> [Given problem]: Below is a block of records; repeat all of them exactly.

=== Records for the task ===

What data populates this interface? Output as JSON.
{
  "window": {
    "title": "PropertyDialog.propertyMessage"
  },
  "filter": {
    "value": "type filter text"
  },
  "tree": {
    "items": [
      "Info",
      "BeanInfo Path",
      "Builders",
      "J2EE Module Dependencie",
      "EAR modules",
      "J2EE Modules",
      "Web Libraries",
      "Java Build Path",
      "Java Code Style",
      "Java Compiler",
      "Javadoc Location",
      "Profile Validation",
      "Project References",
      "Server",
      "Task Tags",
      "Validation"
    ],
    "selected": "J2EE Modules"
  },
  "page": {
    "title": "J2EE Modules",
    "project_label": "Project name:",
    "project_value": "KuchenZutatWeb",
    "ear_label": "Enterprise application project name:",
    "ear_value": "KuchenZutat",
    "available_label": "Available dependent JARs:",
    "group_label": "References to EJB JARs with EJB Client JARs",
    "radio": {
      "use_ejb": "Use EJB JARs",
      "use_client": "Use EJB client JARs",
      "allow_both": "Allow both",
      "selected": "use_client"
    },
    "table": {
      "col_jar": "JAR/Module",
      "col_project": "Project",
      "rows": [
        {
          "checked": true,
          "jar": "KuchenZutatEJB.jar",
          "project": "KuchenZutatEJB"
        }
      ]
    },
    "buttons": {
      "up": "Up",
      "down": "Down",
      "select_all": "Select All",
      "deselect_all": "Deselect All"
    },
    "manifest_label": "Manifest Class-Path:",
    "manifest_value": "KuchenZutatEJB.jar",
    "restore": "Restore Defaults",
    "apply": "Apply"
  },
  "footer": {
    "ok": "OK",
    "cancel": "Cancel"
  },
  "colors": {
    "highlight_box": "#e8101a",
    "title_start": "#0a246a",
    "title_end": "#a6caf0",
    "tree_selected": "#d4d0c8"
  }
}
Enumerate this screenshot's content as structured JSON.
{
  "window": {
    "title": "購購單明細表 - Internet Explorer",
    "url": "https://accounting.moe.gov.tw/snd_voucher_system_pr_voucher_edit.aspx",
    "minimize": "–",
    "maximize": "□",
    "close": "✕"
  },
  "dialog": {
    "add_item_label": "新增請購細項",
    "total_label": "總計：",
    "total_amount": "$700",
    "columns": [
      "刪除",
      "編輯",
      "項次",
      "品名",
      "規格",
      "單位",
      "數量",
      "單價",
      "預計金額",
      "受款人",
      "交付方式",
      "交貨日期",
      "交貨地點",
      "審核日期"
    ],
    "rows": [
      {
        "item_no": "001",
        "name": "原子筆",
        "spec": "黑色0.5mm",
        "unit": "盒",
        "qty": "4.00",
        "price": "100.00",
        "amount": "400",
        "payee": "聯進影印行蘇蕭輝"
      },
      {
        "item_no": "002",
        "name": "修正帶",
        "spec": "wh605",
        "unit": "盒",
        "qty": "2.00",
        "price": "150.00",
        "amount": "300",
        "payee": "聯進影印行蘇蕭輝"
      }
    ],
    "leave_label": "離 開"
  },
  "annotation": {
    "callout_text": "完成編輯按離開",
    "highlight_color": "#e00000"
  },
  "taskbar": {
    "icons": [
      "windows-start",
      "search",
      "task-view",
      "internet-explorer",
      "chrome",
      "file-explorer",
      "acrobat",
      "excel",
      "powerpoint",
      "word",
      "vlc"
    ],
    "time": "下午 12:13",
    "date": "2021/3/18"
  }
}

===

> [Result]:
What data populates this interface? Output as JSON.
{
  "window": {
    "title": "PropertyDialog.propertyMessage"
  },
  "filter": {
    "value": "type filter text"
  },
  "tree": {
    "items": [
      "Info",
      "BeanInfo Path",
      "Builders",
      "J2EE Module Dependencie",
      "EAR modules",
      "J2EE Modules",
      "Web Libraries",
      "Java Build Path",
      "Java Code Style",
      "Java Compiler",
      "Javadoc Location",
      "Profile Validation",
      "Project References",
      "Server",
      "Task Tags",
      "Validation"
    ],
    "selected": "J2EE Modules"
  },
  "page": {
    "title": "J2EE Modules",
    "project_label": "Project name:",
    "project_value": "KuchenZutatWeb",
    "ear_label": "Enterprise application project name:",
    "ear_value": "KuchenZutat",
    "available_label": "Available dependent JARs:",
    "group_label": "References to EJB JARs with EJB Client JARs",
    "radio": {
      "use_ejb": "Use EJB JARs",
      "use_client": "Use EJB client JARs",
      "allow_both": "Allow both",
      "selected": "use_client"
    },
    "table": {
      "col_jar": "JAR/Module",
      "col_project": "Project",
      "rows": [
        {
          "checked": true,
          "jar": "KuchenZutatEJB.jar",
          "project": "KuchenZutatEJB"
        }
      ]
    },
    "buttons": {
      "up": "Up",
      "down": "Down",
      "select_all": "Select All",
      "deselect_all": "Deselect All"
    },
    "manifest_label": "Manifest Class-Path:",
    "manifest_value": "KuchenZutatEJB.jar",
    "restore": "Restore Defaults",
    "apply": "Apply"
  },
  "footer": {
    "ok": "OK",
    "cancel": "Cancel"
  },
  "colors": {
    "highlight_box": "#e8101a",
    "title_start": "#0a246a",
    "title_end": "#a6caf0",
    "tree_selected": "#d4d0c8"
  }
}
Enumerate this screenshot's content as structured JSON.
{
  "window": {
    "title": "購購單明細表 - Internet Explorer",
    "url": "https://accounting.moe.gov.tw/snd_voucher_system_pr_voucher_edit.aspx",
    "minimize": "–",
    "maximize": "□",
    "close": "✕"
  },
  "dialog": {
    "add_item_label": "新增請購細項",
    "total_label": "總計：",
    "total_amount": "$700",
    "columns": [
      "刪除",
      "編輯",
      "項次",
      "品名",
      "規格",
      "單位",
      "數量",
      "單價",
      "預計金額",
      "受款人",
      "交付方式",
      "交貨日期",
      "交貨地點",
      "審核日期"
    ],
    "rows": [
      {
        "item_no": "001",
        "name": "原子筆",
        "spec": "黑色0.5mm",
        "unit": "盒",
        "qty": "4.00",
        "price": "100.00",
        "amount": "400",
        "payee": "聯進影印行蘇蕭輝"
      },
      {
        "item_no": "002",
        "name": "修正帶",
        "spec": "wh605",
        "unit": "盒",
        "qty": "2.00",
        "price": "150.00",
        "amount": "300",
        "payee": "聯進影印行蘇蕭輝"
      }
    ],
    "leave_label": "離 開"
  },
  "annotation": {
    "callout_text": "完成編輯按離開",
    "highlight_color": "#e00000"
  },
  "taskbar": {
    "icons": [
      "windows-start",
      "search",
      "task-view",
      "internet-explorer",
      "chrome",
      "file-explorer",
      "acrobat",
      "excel",
      "powerpoint",
      "word",
      "vlc"
    ],
    "time": "下午 12:13",
    "date": "2021/3/18"
  }
}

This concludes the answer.